**TASK BRIEF**
Copy out each line of the data holding "JSON".
** START OF INFORMATION SUPPLIED **
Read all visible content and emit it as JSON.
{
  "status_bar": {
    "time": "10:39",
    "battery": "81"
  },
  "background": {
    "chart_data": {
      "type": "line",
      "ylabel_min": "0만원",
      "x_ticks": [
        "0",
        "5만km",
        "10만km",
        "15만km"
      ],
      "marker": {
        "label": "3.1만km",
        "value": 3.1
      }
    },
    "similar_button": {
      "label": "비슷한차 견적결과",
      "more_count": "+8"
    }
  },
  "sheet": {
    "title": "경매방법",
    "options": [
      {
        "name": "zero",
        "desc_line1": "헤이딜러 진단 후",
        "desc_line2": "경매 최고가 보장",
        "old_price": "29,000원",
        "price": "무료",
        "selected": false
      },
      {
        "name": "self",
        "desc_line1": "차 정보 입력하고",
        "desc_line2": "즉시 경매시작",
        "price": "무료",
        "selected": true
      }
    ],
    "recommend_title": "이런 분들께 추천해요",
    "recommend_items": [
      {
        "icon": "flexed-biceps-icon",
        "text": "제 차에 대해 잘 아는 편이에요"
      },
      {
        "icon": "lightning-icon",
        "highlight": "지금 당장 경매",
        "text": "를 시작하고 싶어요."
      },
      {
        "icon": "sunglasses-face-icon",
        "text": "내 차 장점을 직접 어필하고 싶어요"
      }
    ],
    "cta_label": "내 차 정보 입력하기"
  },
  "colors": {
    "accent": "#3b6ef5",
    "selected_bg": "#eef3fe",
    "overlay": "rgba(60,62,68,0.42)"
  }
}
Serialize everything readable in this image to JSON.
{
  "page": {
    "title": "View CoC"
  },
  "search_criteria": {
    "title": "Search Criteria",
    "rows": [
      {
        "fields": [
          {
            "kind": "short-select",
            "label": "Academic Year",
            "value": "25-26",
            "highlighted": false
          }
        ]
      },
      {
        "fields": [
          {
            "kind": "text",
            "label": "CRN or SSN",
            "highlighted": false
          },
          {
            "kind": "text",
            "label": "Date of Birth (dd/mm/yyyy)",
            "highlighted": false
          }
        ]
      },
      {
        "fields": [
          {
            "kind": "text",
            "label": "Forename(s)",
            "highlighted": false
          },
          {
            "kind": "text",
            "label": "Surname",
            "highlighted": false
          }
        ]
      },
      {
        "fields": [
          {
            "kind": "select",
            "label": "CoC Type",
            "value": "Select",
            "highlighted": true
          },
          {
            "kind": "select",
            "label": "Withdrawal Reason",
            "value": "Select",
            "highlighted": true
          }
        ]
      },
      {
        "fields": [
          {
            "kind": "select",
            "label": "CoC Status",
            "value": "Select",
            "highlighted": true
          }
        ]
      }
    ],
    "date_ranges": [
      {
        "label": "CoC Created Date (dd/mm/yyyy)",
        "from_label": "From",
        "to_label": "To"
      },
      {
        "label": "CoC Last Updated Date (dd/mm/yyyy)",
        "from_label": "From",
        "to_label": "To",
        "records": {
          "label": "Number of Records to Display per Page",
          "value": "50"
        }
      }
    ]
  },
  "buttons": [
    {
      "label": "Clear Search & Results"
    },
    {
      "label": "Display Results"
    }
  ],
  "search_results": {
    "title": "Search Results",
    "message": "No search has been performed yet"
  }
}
** END OF INFORMATION SUPPLIED **
** START OF INFORMATION SUPPLIED **
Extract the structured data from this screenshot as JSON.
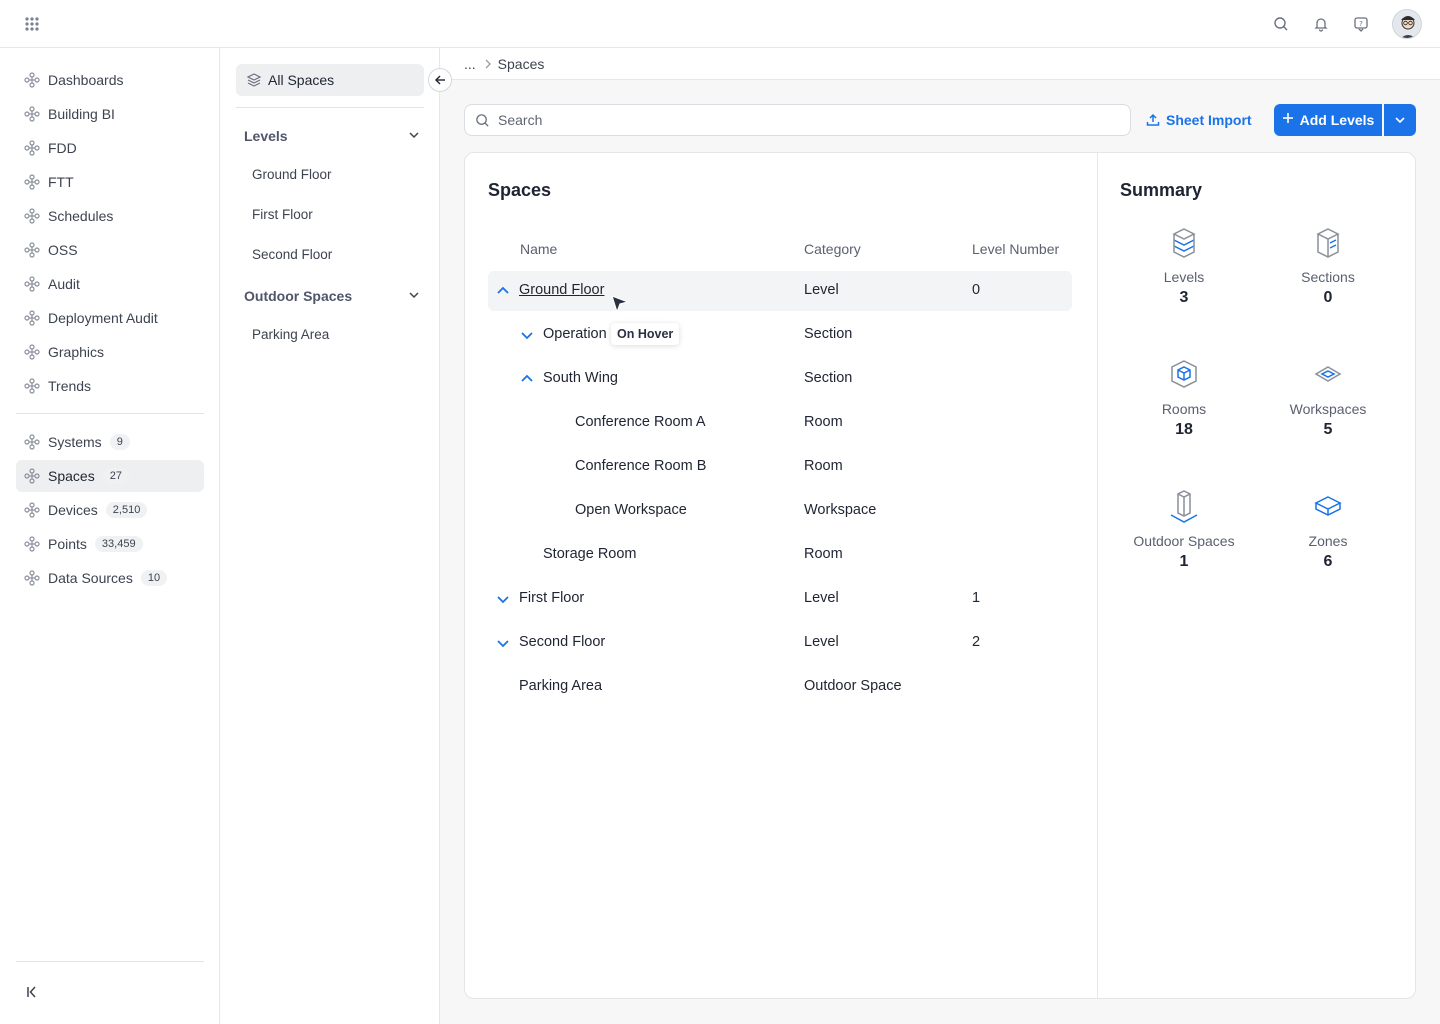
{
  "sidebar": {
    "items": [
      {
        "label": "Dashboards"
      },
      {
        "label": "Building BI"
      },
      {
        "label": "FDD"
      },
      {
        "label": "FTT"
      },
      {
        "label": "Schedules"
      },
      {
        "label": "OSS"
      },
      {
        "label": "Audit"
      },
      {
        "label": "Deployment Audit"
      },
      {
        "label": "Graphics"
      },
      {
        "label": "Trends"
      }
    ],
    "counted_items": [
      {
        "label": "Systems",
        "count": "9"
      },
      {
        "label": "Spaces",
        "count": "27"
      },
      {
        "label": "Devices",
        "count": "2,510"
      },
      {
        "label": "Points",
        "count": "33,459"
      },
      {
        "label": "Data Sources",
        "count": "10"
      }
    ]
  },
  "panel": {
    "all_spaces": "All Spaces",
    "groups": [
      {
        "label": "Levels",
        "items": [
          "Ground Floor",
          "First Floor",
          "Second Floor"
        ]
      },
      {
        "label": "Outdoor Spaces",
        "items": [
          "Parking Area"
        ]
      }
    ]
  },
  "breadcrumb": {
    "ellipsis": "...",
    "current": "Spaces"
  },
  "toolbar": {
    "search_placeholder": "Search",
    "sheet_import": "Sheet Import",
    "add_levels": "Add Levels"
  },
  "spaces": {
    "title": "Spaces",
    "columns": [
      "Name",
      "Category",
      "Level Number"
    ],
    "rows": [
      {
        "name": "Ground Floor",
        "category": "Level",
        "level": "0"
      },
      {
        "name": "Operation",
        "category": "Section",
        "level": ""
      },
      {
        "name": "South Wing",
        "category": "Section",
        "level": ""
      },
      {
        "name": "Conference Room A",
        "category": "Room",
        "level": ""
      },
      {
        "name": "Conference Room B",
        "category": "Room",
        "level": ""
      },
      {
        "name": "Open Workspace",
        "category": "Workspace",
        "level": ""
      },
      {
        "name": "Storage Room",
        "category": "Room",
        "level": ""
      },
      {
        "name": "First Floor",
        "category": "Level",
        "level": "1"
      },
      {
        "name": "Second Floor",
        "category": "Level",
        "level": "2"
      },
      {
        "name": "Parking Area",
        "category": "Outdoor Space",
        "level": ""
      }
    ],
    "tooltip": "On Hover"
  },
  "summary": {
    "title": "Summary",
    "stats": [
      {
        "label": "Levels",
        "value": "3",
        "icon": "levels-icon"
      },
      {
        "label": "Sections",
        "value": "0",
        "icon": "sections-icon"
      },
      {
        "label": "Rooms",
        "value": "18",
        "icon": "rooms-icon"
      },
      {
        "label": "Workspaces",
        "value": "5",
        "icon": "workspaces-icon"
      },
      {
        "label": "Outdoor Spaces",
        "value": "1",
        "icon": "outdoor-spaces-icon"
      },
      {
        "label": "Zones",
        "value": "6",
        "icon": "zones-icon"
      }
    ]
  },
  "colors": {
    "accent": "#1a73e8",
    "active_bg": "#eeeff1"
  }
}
** END OF INFORMATION SUPPLIED **
**RIGHT ANSWER**
Read all visible content and emit it as JSON.
Serialize everything readable in this image to JSON.
Extract the structured data from this screenshot as JSON.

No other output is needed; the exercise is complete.